— Start Records provided —

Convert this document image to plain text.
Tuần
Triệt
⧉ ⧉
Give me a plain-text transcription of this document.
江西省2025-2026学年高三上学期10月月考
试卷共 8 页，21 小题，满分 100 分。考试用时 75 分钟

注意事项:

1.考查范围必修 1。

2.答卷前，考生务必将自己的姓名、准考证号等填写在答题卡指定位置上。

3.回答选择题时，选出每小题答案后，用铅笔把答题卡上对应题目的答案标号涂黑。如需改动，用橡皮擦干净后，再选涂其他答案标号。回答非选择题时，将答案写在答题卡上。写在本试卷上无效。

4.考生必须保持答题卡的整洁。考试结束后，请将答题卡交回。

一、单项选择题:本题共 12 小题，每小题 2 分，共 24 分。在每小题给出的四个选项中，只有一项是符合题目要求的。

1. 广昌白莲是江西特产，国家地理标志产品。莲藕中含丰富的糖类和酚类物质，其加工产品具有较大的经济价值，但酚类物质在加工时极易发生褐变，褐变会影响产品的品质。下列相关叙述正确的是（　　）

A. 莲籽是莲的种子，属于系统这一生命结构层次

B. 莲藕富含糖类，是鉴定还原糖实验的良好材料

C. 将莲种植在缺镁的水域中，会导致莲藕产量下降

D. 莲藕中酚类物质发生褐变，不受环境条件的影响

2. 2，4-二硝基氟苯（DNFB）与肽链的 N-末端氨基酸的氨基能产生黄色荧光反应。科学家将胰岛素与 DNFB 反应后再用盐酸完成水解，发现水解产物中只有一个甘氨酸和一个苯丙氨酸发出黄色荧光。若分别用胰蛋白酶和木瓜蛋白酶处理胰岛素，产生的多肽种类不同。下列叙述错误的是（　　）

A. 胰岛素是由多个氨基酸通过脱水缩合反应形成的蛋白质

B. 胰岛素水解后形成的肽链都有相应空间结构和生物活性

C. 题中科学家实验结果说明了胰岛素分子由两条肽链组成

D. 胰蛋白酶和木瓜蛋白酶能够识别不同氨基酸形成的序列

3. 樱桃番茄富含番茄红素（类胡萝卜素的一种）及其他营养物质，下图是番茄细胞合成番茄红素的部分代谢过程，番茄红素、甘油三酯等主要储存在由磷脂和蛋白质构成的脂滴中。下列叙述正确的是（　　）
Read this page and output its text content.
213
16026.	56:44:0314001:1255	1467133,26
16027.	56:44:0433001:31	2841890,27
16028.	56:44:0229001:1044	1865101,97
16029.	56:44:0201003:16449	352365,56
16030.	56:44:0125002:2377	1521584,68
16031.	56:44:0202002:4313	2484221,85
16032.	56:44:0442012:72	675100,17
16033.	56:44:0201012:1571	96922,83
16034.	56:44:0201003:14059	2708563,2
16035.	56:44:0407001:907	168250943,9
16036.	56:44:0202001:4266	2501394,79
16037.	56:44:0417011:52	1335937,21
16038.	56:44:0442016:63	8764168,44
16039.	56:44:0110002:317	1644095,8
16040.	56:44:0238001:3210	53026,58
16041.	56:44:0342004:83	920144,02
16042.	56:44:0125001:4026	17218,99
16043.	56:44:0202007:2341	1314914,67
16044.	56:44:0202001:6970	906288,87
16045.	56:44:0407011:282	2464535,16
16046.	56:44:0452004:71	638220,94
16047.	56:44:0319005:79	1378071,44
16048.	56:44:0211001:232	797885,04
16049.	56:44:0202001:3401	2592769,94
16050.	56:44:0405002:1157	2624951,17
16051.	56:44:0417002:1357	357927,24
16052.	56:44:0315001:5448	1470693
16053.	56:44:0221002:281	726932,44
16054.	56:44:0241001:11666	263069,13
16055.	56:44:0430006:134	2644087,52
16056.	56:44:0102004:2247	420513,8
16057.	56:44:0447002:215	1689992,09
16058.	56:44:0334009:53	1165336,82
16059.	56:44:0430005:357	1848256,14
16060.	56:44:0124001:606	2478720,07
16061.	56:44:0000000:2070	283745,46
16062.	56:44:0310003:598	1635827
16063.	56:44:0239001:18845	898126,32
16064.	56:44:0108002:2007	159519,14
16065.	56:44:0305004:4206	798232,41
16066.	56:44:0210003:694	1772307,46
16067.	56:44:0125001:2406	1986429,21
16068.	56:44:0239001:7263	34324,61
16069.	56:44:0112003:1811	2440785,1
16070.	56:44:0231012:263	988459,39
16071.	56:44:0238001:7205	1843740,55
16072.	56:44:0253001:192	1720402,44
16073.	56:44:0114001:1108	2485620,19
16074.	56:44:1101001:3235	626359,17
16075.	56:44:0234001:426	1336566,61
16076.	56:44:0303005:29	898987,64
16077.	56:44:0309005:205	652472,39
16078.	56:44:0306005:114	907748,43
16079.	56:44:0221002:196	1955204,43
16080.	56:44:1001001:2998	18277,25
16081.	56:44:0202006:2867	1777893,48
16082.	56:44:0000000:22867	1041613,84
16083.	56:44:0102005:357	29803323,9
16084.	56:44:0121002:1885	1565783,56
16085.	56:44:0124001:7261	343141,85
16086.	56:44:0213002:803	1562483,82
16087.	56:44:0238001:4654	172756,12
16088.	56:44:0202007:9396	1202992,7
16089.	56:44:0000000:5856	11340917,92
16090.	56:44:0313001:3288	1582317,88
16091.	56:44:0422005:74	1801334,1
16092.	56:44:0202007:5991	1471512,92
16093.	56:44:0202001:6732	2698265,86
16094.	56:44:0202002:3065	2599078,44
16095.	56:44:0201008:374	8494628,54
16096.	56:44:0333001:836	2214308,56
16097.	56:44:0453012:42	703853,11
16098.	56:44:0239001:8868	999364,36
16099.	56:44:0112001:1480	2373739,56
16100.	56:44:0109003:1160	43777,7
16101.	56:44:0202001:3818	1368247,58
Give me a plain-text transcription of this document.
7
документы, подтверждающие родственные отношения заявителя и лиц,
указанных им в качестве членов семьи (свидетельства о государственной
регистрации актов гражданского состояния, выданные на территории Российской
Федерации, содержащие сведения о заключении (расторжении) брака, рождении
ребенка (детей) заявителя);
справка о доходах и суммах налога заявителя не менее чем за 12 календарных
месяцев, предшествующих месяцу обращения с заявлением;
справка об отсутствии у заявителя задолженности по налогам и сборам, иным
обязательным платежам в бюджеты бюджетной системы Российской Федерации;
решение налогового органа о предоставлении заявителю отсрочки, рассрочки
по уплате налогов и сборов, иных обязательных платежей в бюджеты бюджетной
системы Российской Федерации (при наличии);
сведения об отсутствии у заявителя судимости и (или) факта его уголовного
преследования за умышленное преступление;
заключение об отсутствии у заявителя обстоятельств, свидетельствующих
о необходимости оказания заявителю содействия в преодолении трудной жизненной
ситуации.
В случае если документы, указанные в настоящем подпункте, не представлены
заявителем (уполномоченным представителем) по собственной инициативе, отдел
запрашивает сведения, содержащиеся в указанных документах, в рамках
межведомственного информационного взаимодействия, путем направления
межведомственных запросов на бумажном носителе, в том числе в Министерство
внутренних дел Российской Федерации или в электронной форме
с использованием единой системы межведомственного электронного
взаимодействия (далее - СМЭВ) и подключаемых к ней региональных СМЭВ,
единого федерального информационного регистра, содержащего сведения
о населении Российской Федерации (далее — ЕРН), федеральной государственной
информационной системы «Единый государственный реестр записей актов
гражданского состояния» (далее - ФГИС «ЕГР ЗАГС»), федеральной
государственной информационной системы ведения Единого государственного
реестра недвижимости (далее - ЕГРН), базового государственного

— End Records provided —

Request:
Identify which lines contain the word "взаимодействия" and copy each one.

Result for this task:
межведомственного информационного взаимодействия, путем направления
взаимодействия (далее - СМЭВ) и подключаемых к ней региональных СМЭВ,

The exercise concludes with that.